§ **WHAT YOU HAVE TO DO**
Copy each line below without leaving any out.

§ **DATASET RECORDS**
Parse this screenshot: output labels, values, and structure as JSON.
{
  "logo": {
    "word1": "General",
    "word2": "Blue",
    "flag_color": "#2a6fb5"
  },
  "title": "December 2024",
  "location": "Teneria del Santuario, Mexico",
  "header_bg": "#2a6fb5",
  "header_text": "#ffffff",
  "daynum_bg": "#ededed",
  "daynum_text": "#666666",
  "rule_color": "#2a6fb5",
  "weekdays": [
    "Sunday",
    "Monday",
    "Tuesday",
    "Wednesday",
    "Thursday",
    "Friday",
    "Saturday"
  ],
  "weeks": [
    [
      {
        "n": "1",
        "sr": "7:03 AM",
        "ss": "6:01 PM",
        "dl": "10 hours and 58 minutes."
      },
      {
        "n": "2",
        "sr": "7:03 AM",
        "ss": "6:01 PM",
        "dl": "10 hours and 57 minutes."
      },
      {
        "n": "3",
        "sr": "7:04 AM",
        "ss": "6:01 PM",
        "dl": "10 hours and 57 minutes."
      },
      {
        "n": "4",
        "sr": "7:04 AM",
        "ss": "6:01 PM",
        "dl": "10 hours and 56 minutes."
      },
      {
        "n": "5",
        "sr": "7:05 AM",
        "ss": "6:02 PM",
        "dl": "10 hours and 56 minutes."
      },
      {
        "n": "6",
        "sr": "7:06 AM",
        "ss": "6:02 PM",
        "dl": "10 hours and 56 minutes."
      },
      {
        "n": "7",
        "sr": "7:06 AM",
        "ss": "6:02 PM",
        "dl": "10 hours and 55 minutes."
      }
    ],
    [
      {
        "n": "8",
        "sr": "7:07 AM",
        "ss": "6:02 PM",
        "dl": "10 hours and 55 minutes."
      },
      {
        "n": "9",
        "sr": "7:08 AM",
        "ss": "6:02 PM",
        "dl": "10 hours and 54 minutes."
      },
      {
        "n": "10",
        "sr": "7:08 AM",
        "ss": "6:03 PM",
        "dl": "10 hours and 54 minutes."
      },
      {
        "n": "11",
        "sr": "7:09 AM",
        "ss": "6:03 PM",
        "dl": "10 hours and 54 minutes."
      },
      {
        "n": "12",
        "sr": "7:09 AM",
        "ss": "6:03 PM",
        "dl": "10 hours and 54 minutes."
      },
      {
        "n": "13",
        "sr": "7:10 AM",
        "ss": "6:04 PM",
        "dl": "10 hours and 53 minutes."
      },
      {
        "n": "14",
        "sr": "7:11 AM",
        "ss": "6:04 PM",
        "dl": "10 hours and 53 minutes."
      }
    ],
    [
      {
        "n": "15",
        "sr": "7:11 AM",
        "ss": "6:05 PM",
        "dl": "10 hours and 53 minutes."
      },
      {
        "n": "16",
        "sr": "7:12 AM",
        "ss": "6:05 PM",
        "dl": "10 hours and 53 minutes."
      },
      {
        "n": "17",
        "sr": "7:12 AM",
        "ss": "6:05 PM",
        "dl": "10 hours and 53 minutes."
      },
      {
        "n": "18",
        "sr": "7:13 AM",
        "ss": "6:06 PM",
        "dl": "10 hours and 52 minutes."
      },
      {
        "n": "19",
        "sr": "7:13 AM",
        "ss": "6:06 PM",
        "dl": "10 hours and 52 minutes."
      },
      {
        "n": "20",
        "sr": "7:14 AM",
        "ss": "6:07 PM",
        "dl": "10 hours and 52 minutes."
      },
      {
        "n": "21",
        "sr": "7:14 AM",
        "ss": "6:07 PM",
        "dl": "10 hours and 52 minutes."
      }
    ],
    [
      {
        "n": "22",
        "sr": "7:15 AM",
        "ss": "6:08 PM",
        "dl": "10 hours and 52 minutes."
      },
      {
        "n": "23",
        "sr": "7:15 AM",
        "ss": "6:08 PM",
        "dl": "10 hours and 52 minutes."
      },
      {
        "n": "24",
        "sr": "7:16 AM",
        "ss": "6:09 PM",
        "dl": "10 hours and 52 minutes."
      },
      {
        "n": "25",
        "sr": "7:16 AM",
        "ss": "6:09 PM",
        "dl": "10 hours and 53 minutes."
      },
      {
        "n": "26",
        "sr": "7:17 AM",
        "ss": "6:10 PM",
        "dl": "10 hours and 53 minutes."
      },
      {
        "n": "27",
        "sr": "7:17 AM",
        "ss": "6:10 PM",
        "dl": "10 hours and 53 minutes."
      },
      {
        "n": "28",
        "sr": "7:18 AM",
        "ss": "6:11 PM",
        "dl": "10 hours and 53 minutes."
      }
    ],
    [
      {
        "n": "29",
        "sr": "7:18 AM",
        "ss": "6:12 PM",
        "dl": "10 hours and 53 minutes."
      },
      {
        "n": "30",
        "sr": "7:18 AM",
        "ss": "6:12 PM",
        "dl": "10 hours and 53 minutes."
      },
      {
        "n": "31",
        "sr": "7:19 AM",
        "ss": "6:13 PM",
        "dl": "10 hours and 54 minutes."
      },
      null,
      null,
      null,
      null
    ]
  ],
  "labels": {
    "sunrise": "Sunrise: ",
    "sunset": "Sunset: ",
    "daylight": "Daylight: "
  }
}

§ **THE RESULT**
Parse this screenshot: output labels, values, and structure as JSON.
{
  "logo": {
    "word1": "General",
    "word2": "Blue",
    "flag_color": "#2a6fb5"
  },
  "title": "December 2024",
  "location": "Teneria del Santuario, Mexico",
  "header_bg": "#2a6fb5",
  "header_text": "#ffffff",
  "daynum_bg": "#ededed",
  "daynum_text": "#666666",
  "rule_color": "#2a6fb5",
  "weekdays": [
    "Sunday",
    "Monday",
    "Tuesday",
    "Wednesday",
    "Thursday",
    "Friday",
    "Saturday"
  ],
  "weeks": [
    [
      {
        "n": "1",
        "sr": "7:03 AM",
        "ss": "6:01 PM",
        "dl": "10 hours and 58 minutes."
      },
      {
        "n": "2",
        "sr": "7:03 AM",
        "ss": "6:01 PM",
        "dl": "10 hours and 57 minutes."
      },
      {
        "n": "3",
        "sr": "7:04 AM",
        "ss": "6:01 PM",
        "dl": "10 hours and 57 minutes."
      },
      {
        "n": "4",
        "sr": "7:04 AM",
        "ss": "6:01 PM",
        "dl": "10 hours and 56 minutes."
      },
      {
        "n": "5",
        "sr": "7:05 AM",
        "ss": "6:02 PM",
        "dl": "10 hours and 56 minutes."
      },
      {
        "n": "6",
        "sr": "7:06 AM",
        "ss": "6:02 PM",
        "dl": "10 hours and 56 minutes."
      },
      {
        "n": "7",
        "sr": "7:06 AM",
        "ss": "6:02 PM",
        "dl": "10 hours and 55 minutes."
      }
    ],
    [
      {
        "n": "8",
        "sr": "7:07 AM",
        "ss": "6:02 PM",
        "dl": "10 hours and 55 minutes."
      },
      {
        "n": "9",
        "sr": "7:08 AM",
        "ss": "6:02 PM",
        "dl": "10 hours and 54 minutes."
      },
      {
        "n": "10",
        "sr": "7:08 AM",
        "ss": "6:03 PM",
        "dl": "10 hours and 54 minutes."
      },
      {
        "n": "11",
        "sr": "7:09 AM",
        "ss": "6:03 PM",
        "dl": "10 hours and 54 minutes."
      },
      {
        "n": "12",
        "sr": "7:09 AM",
        "ss": "6:03 PM",
        "dl": "10 hours and 54 minutes."
      },
      {
        "n": "13",
        "sr": "7:10 AM",
        "ss": "6:04 PM",
        "dl": "10 hours and 53 minutes."
      },
      {
        "n": "14",
        "sr": "7:11 AM",
        "ss": "6:04 PM",
        "dl": "10 hours and 53 minutes."
      }
    ],
    [
      {
        "n": "15",
        "sr": "7:11 AM",
        "ss": "6:05 PM",
        "dl": "10 hours and 53 minutes."
      },
      {
        "n": "16",
        "sr": "7:12 AM",
        "ss": "6:05 PM",
        "dl": "10 hours and 53 minutes."
      },
      {
        "n": "17",
        "sr": "7:12 AM",
        "ss": "6:05 PM",
        "dl": "10 hours and 53 minutes."
      },
      {
        "n": "18",
        "sr": "7:13 AM",
        "ss": "6:06 PM",
        "dl": "10 hours and 52 minutes."
      },
      {
        "n": "19",
        "sr": "7:13 AM",
        "ss": "6:06 PM",
        "dl": "10 hours and 52 minutes."
      },
      {
        "n": "20",
        "sr": "7:14 AM",
        "ss": "6:07 PM",
        "dl": "10 hours and 52 minutes."
      },
      {
        "n": "21",
        "sr": "7:14 AM",
        "ss": "6:07 PM",
        "dl": "10 hours and 52 minutes."
      }
    ],
    [
      {
        "n": "22",
        "sr": "7:15 AM",
        "ss": "6:08 PM",
        "dl": "10 hours and 52 minutes."
      },
      {
        "n": "23",
        "sr": "7:15 AM",
        "ss": "6:08 PM",
        "dl": "10 hours and 52 minutes."
      },
      {
        "n": "24",
        "sr": "7:16 AM",
        "ss": "6:09 PM",
        "dl": "10 hours and 52 minutes."
      },
      {
        "n": "25",
        "sr": "7:16 AM",
        "ss": "6:09 PM",
        "dl": "10 hours and 53 minutes."
      },
      {
        "n": "26",
        "sr": "7:17 AM",
        "ss": "6:10 PM",
        "dl": "10 hours and 53 minutes."
      },
      {
        "n": "27",
        "sr": "7:17 AM",
        "ss": "6:10 PM",
        "dl": "10 hours and 53 minutes."
      },
      {
        "n": "28",
        "sr": "7:18 AM",
        "ss": "6:11 PM",
        "dl": "10 hours and 53 minutes."
      }
    ],
    [
      {
        "n": "29",
        "sr": "7:18 AM",
        "ss": "6:12 PM",
        "dl": "10 hours and 53 minutes."
      },
      {
        "n": "30",
        "sr": "7:18 AM",
        "ss": "6:12 PM",
        "dl": "10 hours and 53 minutes."
      },
      {
        "n": "31",
        "sr": "7:19 AM",
        "ss": "6:13 PM",
        "dl": "10 hours and 54 minutes."
      },
      null,
      null,
      null,
      null
    ]
  ],
  "labels": {
    "sunrise": "Sunrise: ",
    "sunset": "Sunset: ",
    "daylight": "Daylight: "
  }
}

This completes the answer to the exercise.